▶ [GIVEN PASSAGE]
━━━━━━━━━━━━━━━━━━━━━━━━━━━━━━

Q&A with Data Scientists: Christopher Schommer
Professor Schommer studied Computer Science at the University of Saarbrücken and at the German Research Centre for Artificial Intelligence. In 2000, he received his PhD degree from the Goethe-University of Frankfurt/Main.
From 1997 until 2003, Professor Schommer worked for IBM Research and Development as an IT Architect in several Business Intelligence projects worldwide. Since 2003, he is an Associate Professor at the University of Luxembourg and an international expert for Data Science.
Q1. Is domain knowledge necessary for a data scientist?
Absolutely yes! And this is, for example, for situations where additional (potentially unknown) data needs to be added, where seasonal effects emerge, and where decisions have to be taken regarding the preparation of the data in general. Also, knowledge about cultural differences is strictly important, for example, concerning applied color schemes in visualisations.
Q2. What should every data scientist know about machine learning?
I, personally, see Machine Learning as an attractor of a data life cycle and the heart of each data science process. All this data, whether it is in a raw or in a prepared state, will finally end there some time. From that point of view, I believe that each data scientist should not only be a specialist in the own field but should have a level of armamentarium that enables to put oneself in a Machine Learner’s place.
Moreover, I believe as well that each data scientists, who works with the results of Machine Learning processes, should brace oneself for a comprehension.
Q3. What are the most effective machine learning algorithms?
Simplicity, comprehensibleness, and powerfulness are – in my eyes – the most conclusive arguments for an effectiveness. For that reason, the apriori algorithm (Association Discovery), C4.5 (Decision Tree; Classification), and k-means (Clustering) are to me the most effective algorithms. This is also confirmed by a voting among experts, which was published during an ICDM 2006 panel session (organised by Xindong Wu and Vipin Kumar): here, C4.5, k-means and apriori were ranked under the Top4 (together with SVM, which appeared on the third position).
Q4. What is your experience with data blending? (*)
It is a very tedious, but responsible, process. Particularly, because this kind of data fusioning takes place before the analytics takes place, but after a construction of a (potentially) stable data architecture is made. Working with data blending, therefore, means to me to risk a re-building and a changing of a running data system on the one side, but to ensure a data quality with respect to a further processing on the other. To work on such a bridge does not seem to be an easy task.
Q5. Predictive Modeling: How can you perform accurate feature engineering/extraction?

━━━━━━━━━━━━━━━━━━━━━━━━━━━━━━

▶ [DATA ROWS]

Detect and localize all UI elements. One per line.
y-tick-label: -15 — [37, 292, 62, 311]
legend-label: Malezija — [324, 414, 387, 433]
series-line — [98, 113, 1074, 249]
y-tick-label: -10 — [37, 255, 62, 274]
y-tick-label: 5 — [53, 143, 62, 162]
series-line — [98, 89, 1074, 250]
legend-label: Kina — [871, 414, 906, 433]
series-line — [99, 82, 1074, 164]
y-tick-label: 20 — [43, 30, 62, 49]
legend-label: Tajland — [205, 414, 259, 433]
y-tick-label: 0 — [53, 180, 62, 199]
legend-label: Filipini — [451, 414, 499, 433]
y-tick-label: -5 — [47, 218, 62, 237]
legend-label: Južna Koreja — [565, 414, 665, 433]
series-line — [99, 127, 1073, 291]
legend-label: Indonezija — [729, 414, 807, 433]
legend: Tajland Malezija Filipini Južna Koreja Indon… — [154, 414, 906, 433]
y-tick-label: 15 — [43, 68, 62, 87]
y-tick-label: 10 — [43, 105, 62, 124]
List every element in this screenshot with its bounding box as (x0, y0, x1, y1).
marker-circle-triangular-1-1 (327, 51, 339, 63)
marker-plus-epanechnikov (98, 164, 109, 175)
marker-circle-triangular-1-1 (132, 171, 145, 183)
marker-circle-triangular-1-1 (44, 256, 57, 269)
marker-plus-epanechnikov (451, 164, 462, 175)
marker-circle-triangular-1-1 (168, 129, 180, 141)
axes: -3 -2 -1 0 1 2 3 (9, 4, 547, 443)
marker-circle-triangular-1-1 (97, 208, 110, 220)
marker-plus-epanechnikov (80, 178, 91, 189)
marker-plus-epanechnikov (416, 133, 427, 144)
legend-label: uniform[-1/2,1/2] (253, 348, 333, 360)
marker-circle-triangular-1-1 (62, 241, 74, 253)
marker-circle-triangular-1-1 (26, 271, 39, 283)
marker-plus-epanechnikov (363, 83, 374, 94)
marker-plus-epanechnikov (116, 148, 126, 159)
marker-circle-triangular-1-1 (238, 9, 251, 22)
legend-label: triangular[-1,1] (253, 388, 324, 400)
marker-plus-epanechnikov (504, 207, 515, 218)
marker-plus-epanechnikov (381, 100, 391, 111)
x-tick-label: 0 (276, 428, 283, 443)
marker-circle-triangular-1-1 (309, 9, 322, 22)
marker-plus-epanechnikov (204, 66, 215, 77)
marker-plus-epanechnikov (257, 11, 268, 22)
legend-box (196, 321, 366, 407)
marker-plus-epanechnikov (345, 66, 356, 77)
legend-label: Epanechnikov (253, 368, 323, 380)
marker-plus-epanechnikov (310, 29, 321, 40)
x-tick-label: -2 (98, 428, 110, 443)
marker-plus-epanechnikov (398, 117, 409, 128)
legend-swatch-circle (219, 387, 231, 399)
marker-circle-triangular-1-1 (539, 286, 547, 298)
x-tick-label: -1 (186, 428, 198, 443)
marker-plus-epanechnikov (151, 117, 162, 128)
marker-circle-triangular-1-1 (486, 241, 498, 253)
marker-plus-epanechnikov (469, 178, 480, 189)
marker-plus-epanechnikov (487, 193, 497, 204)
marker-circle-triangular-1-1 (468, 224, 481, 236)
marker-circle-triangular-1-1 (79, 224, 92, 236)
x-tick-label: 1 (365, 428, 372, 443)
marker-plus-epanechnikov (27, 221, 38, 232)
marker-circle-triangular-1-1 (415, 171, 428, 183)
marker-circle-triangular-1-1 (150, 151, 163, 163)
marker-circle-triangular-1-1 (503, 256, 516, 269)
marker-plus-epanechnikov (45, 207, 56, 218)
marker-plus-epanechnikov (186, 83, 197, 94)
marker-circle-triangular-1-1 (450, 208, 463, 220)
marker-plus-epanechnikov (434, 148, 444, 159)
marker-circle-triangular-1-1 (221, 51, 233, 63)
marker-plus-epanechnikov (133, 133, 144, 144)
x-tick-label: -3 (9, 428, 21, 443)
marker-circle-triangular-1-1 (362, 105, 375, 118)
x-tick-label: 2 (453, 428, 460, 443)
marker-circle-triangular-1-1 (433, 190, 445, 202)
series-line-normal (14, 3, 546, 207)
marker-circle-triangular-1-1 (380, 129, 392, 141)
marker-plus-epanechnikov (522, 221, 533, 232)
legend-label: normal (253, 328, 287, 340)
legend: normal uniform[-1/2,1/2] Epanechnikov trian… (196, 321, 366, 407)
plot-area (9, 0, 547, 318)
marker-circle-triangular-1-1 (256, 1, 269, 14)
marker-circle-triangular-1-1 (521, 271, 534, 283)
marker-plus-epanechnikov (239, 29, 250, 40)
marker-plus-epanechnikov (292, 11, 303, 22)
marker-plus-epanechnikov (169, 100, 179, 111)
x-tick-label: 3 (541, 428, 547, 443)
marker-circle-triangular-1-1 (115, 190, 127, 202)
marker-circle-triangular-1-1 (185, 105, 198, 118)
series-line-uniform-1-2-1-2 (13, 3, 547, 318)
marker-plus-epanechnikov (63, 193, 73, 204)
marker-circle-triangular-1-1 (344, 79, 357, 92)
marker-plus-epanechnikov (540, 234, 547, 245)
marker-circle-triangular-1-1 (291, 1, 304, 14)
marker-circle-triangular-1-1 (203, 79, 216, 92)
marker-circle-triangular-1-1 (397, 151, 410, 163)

━━━━━━━━━━━━━━━━━━━━━━━━━━━━━━

▶ [DIRECTIONS FOR THIS TASK]
Write the next part of the data science interview with Christopher Schommer, beginning after its final line.

▶ [TASK OUTPUT]
A certain number of factors should be implemented: first, a predictive modeling should not be performed alone but in a team, which itself should be composed of experts of different fields (domain experts, statisticians, data engineers, machine learning experts). Second: it should be clear that predictive patterns do not necessarily justify a causality. It is wise to critically check gained results and to involve domain experts (see question 1). Third, a developped predictive model is not necessarily
the best one. Instead, alternatives should be developed and tested under different conditions.
Q6. Can data ingestion be automated?
I do not think that an automatization will be complete, ranging from collecting until taking decisions, which data can/should be stored and which data can/should be removed. But I believe that – particularly in the age of big data/texts – that a symbiosis of a human (data) care, a high-performance computing, and the right use of AI-related inventions (e.g., robots, self-healing) may become highly effective.
Q7. How do you ensure data quality?
To keep a data quality is mostly an adaptive process, for example, because provisions of national law may change or because the analytical aims and purposes of the data owner may vary. Therefore, the ensuring of a data quality should be performed regularly, it should be consistent with the law (data privacy aspects and others), and should be commonly performed by
a team of experts of different education levels (e.g., data engineers, lawyers, computer scientists, mathematicians).
Q8. When data mining is a suitable technique to use and when not?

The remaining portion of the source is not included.